Your objective:
Using the data below, gather each line that includes the word "title".
═══ Input material ═══
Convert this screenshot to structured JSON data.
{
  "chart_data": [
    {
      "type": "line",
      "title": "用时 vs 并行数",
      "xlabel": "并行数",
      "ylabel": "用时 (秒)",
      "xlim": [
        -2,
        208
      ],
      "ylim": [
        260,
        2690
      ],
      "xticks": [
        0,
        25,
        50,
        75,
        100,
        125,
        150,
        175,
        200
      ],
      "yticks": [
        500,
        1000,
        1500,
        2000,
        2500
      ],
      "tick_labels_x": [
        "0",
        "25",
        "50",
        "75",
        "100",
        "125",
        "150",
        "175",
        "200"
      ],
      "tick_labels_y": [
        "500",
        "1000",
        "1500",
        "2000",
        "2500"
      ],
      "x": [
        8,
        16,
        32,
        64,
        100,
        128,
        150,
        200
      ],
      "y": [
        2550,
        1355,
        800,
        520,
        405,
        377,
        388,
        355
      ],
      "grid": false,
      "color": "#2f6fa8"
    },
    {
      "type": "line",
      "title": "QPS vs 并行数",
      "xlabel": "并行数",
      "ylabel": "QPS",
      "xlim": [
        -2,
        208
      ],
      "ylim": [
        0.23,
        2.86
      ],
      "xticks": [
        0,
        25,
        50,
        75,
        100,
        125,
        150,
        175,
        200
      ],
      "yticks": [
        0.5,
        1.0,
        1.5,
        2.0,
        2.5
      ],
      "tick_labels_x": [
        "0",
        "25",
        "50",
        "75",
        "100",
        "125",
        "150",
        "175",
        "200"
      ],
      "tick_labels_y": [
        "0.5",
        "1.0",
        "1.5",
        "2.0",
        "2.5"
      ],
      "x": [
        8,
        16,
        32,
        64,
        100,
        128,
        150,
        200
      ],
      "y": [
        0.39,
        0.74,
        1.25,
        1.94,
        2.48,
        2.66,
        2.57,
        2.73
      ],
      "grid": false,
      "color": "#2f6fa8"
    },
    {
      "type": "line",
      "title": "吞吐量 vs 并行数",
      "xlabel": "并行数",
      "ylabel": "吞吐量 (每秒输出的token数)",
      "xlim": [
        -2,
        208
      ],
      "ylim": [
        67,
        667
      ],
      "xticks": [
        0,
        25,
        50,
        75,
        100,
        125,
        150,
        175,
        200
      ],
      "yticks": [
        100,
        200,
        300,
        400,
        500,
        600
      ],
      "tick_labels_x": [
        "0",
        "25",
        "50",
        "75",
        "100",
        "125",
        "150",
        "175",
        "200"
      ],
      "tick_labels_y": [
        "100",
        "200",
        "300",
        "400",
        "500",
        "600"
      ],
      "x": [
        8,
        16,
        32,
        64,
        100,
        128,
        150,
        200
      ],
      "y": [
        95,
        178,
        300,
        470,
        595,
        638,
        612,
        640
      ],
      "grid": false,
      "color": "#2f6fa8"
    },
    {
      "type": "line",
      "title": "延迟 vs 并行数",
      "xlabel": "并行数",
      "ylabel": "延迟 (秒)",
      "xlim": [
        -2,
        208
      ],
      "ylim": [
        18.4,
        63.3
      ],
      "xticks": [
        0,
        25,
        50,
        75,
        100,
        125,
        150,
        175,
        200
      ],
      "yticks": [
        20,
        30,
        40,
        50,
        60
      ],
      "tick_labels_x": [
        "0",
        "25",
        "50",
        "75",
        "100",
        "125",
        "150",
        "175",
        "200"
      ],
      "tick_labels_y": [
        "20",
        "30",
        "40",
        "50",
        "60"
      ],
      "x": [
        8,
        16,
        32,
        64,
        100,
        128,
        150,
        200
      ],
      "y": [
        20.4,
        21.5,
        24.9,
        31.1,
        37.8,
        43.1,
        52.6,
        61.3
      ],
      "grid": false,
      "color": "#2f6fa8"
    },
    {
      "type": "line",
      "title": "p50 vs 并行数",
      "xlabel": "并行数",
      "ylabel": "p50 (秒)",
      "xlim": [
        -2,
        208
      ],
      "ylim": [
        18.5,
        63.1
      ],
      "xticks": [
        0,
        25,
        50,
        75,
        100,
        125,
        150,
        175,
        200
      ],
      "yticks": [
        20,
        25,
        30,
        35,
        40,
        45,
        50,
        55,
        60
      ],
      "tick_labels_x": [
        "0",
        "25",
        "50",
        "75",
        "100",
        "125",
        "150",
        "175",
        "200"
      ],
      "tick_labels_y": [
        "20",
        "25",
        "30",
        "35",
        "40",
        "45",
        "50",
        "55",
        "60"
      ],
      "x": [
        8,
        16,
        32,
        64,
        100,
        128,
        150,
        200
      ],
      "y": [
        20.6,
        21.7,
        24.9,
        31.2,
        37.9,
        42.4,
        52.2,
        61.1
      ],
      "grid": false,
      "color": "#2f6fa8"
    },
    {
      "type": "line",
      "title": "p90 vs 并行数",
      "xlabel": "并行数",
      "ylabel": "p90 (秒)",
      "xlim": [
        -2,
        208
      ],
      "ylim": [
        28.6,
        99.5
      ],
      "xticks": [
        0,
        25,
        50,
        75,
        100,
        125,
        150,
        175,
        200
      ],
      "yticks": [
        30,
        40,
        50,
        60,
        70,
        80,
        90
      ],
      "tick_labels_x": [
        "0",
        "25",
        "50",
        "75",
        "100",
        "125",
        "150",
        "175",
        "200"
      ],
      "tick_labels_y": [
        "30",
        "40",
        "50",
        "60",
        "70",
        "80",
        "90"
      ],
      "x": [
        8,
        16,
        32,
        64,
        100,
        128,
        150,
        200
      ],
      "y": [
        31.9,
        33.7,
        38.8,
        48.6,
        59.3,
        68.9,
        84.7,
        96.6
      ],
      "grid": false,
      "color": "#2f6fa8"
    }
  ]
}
═══
Correct result:
      "title": "用时 vs 并行数",
      "title": "QPS vs 并行数",
      "title": "吞吐量 vs 并行数",
      "title": "延迟 vs 并行数",
      "title": "p50 vs 并行数",
      "title": "p90 vs 并行数",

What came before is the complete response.